# TASK DATA start

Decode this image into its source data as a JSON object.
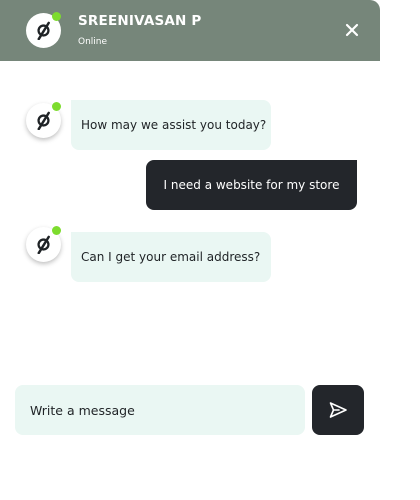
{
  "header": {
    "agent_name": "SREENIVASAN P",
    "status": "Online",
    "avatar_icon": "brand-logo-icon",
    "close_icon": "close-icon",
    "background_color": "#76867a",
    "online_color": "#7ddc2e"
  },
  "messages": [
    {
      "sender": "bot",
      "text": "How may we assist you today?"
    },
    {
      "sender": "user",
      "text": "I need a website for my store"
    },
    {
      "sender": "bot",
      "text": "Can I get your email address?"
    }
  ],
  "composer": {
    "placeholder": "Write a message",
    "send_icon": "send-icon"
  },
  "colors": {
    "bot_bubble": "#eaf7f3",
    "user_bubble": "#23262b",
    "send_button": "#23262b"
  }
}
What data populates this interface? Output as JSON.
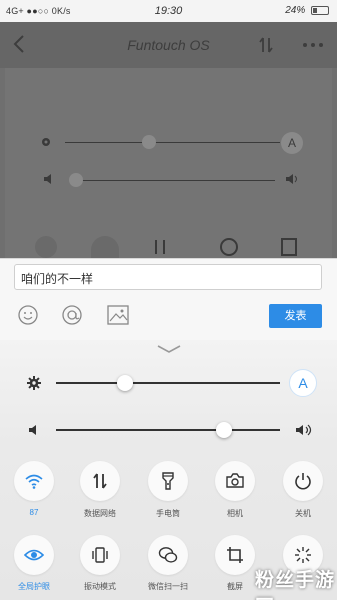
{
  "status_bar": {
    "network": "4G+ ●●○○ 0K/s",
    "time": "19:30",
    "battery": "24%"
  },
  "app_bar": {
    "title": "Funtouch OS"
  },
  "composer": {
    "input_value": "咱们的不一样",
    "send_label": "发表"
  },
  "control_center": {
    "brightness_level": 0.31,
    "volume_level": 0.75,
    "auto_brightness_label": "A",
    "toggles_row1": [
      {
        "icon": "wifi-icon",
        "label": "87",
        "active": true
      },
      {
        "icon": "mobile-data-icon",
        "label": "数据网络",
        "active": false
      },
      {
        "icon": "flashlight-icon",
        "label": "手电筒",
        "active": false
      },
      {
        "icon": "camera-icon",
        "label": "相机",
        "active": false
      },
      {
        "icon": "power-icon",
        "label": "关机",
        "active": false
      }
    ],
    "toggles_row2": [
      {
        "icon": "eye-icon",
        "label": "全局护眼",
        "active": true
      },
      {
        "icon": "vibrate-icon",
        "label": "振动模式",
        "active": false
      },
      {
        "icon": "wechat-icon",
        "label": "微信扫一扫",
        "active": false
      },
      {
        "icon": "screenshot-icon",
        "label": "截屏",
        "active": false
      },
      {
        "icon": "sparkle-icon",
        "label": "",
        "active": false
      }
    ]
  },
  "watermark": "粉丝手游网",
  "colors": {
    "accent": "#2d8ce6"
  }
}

# TASK DATA end

## REQUIREMENTS
Return the entries unchanged, save for the pictures, which do not belong in the copy.

## SOLVED EXERCISE
Decode this image into its source data as a JSON object.
{
  "header": {
    "agent_name": "SREENIVASAN P",
    "status": "Online",
    "avatar_icon": "brand-logo-icon",
    "close_icon": "close-icon",
    "background_color": "#76867a",
    "online_color": "#7ddc2e"
  },
  "messages": [
    {
      "sender": "bot",
      "text": "How may we assist you today?"
    },
    {
      "sender": "user",
      "text": "I need a website for my store"
    },
    {
      "sender": "bot",
      "text": "Can I get your email address?"
    }
  ],
  "composer": {
    "placeholder": "Write a message",
    "send_icon": "send-icon"
  },
  "colors": {
    "bot_bubble": "#eaf7f3",
    "user_bubble": "#23262b",
    "send_button": "#23262b"
  }
}
What data populates this interface? Output as JSON.
{
  "status_bar": {
    "network": "4G+ ●●○○ 0K/s",
    "time": "19:30",
    "battery": "24%"
  },
  "app_bar": {
    "title": "Funtouch OS"
  },
  "composer": {
    "input_value": "咱们的不一样",
    "send_label": "发表"
  },
  "control_center": {
    "brightness_level": 0.31,
    "volume_level": 0.75,
    "auto_brightness_label": "A",
    "toggles_row1": [
      {
        "icon": "wifi-icon",
        "label": "87",
        "active": true
      },
      {
        "icon": "mobile-data-icon",
        "label": "数据网络",
        "active": false
      },
      {
        "icon": "flashlight-icon",
        "label": "手电筒",
        "active": false
      },
      {
        "icon": "camera-icon",
        "label": "相机",
        "active": false
      },
      {
        "icon": "power-icon",
        "label": "关机",
        "active": false
      }
    ],
    "toggles_row2": [
      {
        "icon": "eye-icon",
        "label": "全局护眼",
        "active": true
      },
      {
        "icon": "vibrate-icon",
        "label": "振动模式",
        "active": false
      },
      {
        "icon": "wechat-icon",
        "label": "微信扫一扫",
        "active": false
      },
      {
        "icon": "screenshot-icon",
        "label": "截屏",
        "active": false
      },
      {
        "icon": "sparkle-icon",
        "label": "",
        "active": false
      }
    ]
  },
  "watermark": "粉丝手游网",
  "colors": {
    "accent": "#2d8ce6"
  }
}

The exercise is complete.